● **Objective**:
Convert the data below into a two-column Markdown table headed Row and Data line. Number each row, skip blank lines, and leave out the pictures.

● **Records**:
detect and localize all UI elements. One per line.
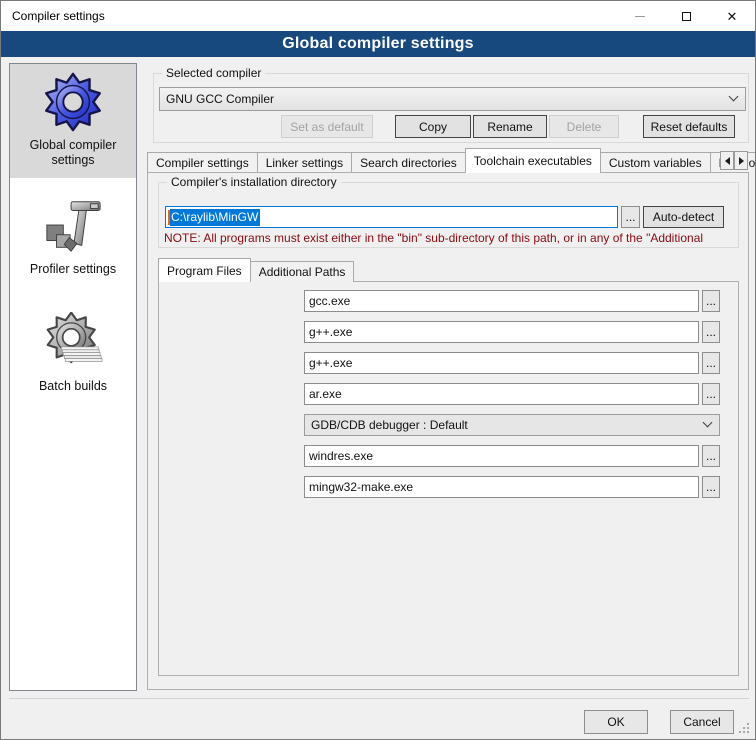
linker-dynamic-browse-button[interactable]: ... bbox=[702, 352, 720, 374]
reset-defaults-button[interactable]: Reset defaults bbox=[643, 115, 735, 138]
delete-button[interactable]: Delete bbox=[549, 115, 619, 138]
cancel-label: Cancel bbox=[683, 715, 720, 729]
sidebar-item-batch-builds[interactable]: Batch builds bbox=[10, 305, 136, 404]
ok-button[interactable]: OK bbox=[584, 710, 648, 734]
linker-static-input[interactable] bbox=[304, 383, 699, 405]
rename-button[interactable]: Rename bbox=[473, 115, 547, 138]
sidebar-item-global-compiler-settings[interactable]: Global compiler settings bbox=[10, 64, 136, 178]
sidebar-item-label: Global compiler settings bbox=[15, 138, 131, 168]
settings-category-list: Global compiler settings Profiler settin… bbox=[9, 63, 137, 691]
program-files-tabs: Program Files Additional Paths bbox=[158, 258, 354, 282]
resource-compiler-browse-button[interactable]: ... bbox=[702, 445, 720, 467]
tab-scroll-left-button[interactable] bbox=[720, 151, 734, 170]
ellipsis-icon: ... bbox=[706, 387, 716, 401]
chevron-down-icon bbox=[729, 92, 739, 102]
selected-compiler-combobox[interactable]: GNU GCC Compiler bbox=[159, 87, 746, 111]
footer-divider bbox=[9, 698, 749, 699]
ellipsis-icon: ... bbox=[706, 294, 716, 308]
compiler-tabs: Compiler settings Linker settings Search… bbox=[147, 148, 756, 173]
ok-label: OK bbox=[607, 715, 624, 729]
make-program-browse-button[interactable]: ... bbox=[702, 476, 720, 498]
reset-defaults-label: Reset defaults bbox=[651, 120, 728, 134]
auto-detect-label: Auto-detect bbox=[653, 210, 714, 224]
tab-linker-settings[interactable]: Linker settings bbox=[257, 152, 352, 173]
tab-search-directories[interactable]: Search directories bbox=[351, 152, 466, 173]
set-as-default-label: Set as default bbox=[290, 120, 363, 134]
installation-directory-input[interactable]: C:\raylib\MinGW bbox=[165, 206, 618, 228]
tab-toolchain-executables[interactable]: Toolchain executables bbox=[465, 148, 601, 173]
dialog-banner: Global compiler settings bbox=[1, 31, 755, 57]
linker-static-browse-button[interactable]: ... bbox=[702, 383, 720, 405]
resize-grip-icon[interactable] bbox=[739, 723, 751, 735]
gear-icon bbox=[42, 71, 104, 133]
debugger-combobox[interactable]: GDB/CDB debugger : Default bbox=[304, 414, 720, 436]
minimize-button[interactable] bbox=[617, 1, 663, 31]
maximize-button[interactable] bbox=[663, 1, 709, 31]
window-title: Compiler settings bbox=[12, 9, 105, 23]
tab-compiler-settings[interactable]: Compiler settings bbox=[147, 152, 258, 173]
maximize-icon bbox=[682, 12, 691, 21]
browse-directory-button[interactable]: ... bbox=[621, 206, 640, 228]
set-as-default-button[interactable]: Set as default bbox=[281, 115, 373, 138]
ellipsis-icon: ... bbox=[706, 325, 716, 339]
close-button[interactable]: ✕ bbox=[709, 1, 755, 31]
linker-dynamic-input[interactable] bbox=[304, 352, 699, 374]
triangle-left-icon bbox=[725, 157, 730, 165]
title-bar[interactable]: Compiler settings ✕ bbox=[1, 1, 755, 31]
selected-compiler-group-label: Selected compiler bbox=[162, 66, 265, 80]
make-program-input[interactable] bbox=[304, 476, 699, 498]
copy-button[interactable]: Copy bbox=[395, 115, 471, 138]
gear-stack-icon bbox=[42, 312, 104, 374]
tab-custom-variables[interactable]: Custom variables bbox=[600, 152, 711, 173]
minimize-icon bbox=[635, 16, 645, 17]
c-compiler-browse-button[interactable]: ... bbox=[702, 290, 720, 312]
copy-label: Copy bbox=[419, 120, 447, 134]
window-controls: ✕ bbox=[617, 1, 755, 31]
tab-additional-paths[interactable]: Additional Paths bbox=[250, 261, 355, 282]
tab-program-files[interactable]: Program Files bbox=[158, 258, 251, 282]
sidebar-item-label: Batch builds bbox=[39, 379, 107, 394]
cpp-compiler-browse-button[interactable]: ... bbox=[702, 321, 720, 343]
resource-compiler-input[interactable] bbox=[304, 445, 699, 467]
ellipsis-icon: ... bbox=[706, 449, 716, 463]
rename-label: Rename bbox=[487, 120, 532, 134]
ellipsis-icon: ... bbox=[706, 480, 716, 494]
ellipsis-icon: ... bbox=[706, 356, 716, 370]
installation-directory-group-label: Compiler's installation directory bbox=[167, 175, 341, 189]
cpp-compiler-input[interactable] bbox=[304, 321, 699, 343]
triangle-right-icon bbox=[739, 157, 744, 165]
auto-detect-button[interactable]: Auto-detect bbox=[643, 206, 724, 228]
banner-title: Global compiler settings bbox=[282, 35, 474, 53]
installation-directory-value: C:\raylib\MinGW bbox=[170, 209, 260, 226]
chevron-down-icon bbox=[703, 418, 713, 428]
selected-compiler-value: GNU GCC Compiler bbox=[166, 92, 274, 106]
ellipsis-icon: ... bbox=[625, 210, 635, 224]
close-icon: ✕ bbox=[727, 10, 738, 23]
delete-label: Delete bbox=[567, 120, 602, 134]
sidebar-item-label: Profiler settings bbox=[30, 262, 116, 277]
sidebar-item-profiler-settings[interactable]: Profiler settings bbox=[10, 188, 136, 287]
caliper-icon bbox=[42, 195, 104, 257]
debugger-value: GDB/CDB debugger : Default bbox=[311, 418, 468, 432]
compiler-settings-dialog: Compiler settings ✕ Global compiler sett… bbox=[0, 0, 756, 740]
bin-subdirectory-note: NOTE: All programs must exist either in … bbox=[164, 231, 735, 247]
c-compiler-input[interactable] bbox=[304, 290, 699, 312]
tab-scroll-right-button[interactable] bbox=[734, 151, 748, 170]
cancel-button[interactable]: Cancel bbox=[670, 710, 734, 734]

● **Correct answer**:
| Row | Data line |
|---|---|
| 1 | detect and localize all UI elements. One per line. |
| 2 | linker-dynamic-browse-button[interactable]: ... bbox=[702, 352, 720, 374] |
| 3 | reset-defaults-button[interactable]: Reset defaults bbox=[643, 115, 735, 138] |
| 4 | delete-button[interactable]: Delete bbox=[549, 115, 619, 138] |
| 5 | cancel-label: Cancel bbox=[683, 715, 720, 729] |
| 6 | sidebar-item-batch-builds[interactable]: Batch builds bbox=[10, 305, 136, 404] |
| 7 | ok-button[interactable]: OK bbox=[584, 710, 648, 734] |
| 8 | linker-static-input[interactable] bbox=[304, 383, 699, 405] |
| 9 | rename-button[interactable]: Rename bbox=[473, 115, 547, 138] |
| 10 | sidebar-item-global-compiler-settings[interactable]: Global compiler settings bbox=[10, 64, 136, 178] |
| 11 | sidebar-item-label: Global compiler settings bbox=[15, 138, 131, 168] |
| 12 | settings-category-list: Global compiler settings Profiler settin… bbox=[9, 63, 137, 691] |
| 13 | program-files-tabs: Program Files Additional Paths bbox=[158, 258, 354, 282] |
| 14 | resource-compiler-browse-button[interactable]: ... bbox=[702, 445, 720, 467] |
| 15 | tab-scroll-left-button[interactable] bbox=[720, 151, 734, 170] |
| 16 | ellipsis-icon: ... bbox=[706, 387, 716, 401] |
| 17 | chevron-down-icon bbox=[729, 92, 739, 102] |
| 18 | selected-compiler-combobox[interactable]: GNU GCC Compiler bbox=[159, 87, 746, 111] |
| 19 | footer-divider bbox=[9, 698, 749, 699] |
| 20 | ellipsis-icon: ... bbox=[706, 294, 716, 308] |
| 21 | compiler-tabs: Compiler settings Linker settings Search… bbox=[147, 148, 756, 173] |
| 22 | ok-label: OK bbox=[607, 715, 624, 729] |
| 23 | make-program-browse-button[interactable]: ... bbox=[702, 476, 720, 498] |
| 24 | reset-defaults-label: Reset defaults bbox=[651, 120, 728, 134] |
| 25 | auto-detect-label: Auto-detect bbox=[653, 210, 714, 224] |
| 26 | tab-linker-settings[interactable]: Linker settings bbox=[257, 152, 352, 173] |
| 27 | tab-search-directories[interactable]: Search directories bbox=[351, 152, 466, 173] |
| 28 | set-as-default-label: Set as default bbox=[290, 120, 363, 134] |
| 29 | installation-directory-input[interactable]: C:\raylib\MinGW bbox=[165, 206, 618, 228] |
| 30 | tab-toolchain-executables[interactable]: Toolchain executables bbox=[465, 148, 601, 173] |
| 31 | dialog-banner: Global compiler settings bbox=[1, 31, 755, 57] |
| 32 | linker-static-browse-button[interactable]: ... bbox=[702, 383, 720, 405] |
| 33 | resize-grip-icon[interactable] bbox=[739, 723, 751, 735] |
| 34 | gear-icon bbox=[42, 71, 104, 133] |
| 35 | debugger-combobox[interactable]: GDB/CDB debugger : Default bbox=[304, 414, 720, 436] |
| 36 | minimize-button[interactable] bbox=[617, 1, 663, 31] |
| 37 | maximize-button[interactable] bbox=[663, 1, 709, 31] |
| 38 | window-title: Compiler settings bbox=[12, 9, 105, 23] |
| 39 | tab-compiler-settings[interactable]: Compiler settings bbox=[147, 152, 258, 173] |
| 40 | maximize-icon bbox=[682, 12, 691, 21] |
| 41 | browse-directory-button[interactable]: ... bbox=[621, 206, 640, 228] |
| 42 | set-as-default-button[interactable]: Set as default bbox=[281, 115, 373, 138] |
| 43 | ellipsis-icon: ... bbox=[706, 325, 716, 339] |
| 44 | close-button[interactable]: ✕ bbox=[709, 1, 755, 31] |
| 45 | linker-dynamic-input[interactable] bbox=[304, 352, 699, 374] |
| 46 | triangle-left-icon bbox=[725, 157, 730, 165] |
| 47 | title-bar[interactable]: Compiler settings ✕ bbox=[1, 1, 755, 31] |
| 48 | selected-compiler-group-label: Selected compiler bbox=[162, 66, 265, 80] |
| 49 | make-program-input[interactable] bbox=[304, 476, 699, 498] |
| 50 | copy-button[interactable]: Copy bbox=[395, 115, 471, 138] |
| 51 | gear-stack-icon bbox=[42, 312, 104, 374] |
| 52 | tab-custom-variables[interactable]: Custom variables bbox=[600, 152, 711, 173] |
| 53 | minimize-icon bbox=[635, 16, 645, 17] |
| 54 | c-compiler-browse-button[interactable]: ... bbox=[702, 290, 720, 312] |
| 55 | copy-label: Copy bbox=[419, 120, 447, 134] |
| 56 | window-controls: ✕ bbox=[617, 1, 755, 31] |
| 57 | tab-additional-paths[interactable]: Additional Paths bbox=[250, 261, 355, 282] |
| 58 | tab-program-files[interactable]: Program Files bbox=[158, 258, 251, 282] |
| 59 | sidebar-item-label: Batch builds bbox=[39, 379, 107, 394] |
| 60 | cpp-compiler-browse-button[interactable]: ... bbox=[702, 321, 720, 343] |
| 61 | resource-compiler-input[interactable] bbox=[304, 445, 699, 467] |
| 62 | ellipsis-icon: ... bbox=[706, 449, 716, 463] |
| 63 | rename-label: Rename bbox=[487, 120, 532, 134] |
| 64 | ellipsis-icon: ... bbox=[706, 480, 716, 494] |
| 65 | ellipsis-icon: ... bbox=[706, 356, 716, 370] |
| 66 | installation-directory-group-label: Compiler's installation directory bbox=[167, 175, 341, 189] |
| 67 | cpp-compiler-input[interactable] bbox=[304, 321, 699, 343] |
| 68 | triangle-right-icon bbox=[739, 157, 744, 165] |
| 69 | auto-detect-button[interactable]: Auto-detect bbox=[643, 206, 724, 228] |
| 70 | banner-title: Global compiler settings bbox=[282, 35, 474, 53] |
| 71 | installation-directory-value: C:\raylib\MinGW bbox=[170, 209, 260, 226] |
| 72 | chevron-down-icon bbox=[703, 418, 713, 428] |
| 73 | selected-compiler-value: GNU GCC Compiler bbox=[166, 92, 274, 106] |
| 74 | ellipsis-icon: ... bbox=[625, 210, 635, 224] |
| 75 | close-icon: ✕ bbox=[727, 10, 738, 23] |
| 76 | delete-label: Delete bbox=[567, 120, 602, 134] |
| 77 | sidebar-item-label: Profiler settings bbox=[30, 262, 116, 277] |
| 78 | sidebar-item-profiler-settings[interactable]: Profiler settings bbox=[10, 188, 136, 287] |
| 79 | caliper-icon bbox=[42, 195, 104, 257] |
| 80 | debugger-value: GDB/CDB debugger : Default bbox=[311, 418, 468, 432] |
| 81 | compiler-settings-dialog: Compiler settings ✕ Global compiler sett… bbox=[0, 0, 756, 740] |
| 82 | bin-subdirectory-note: NOTE: All programs must exist either in … bbox=[164, 231, 735, 247] |
| 83 | c-compiler-input[interactable] bbox=[304, 290, 699, 312] |
| 84 | tab-scroll-right-button[interactable] bbox=[734, 151, 748, 170] |
| 85 | cancel-button[interactable]: Cancel bbox=[670, 710, 734, 734] |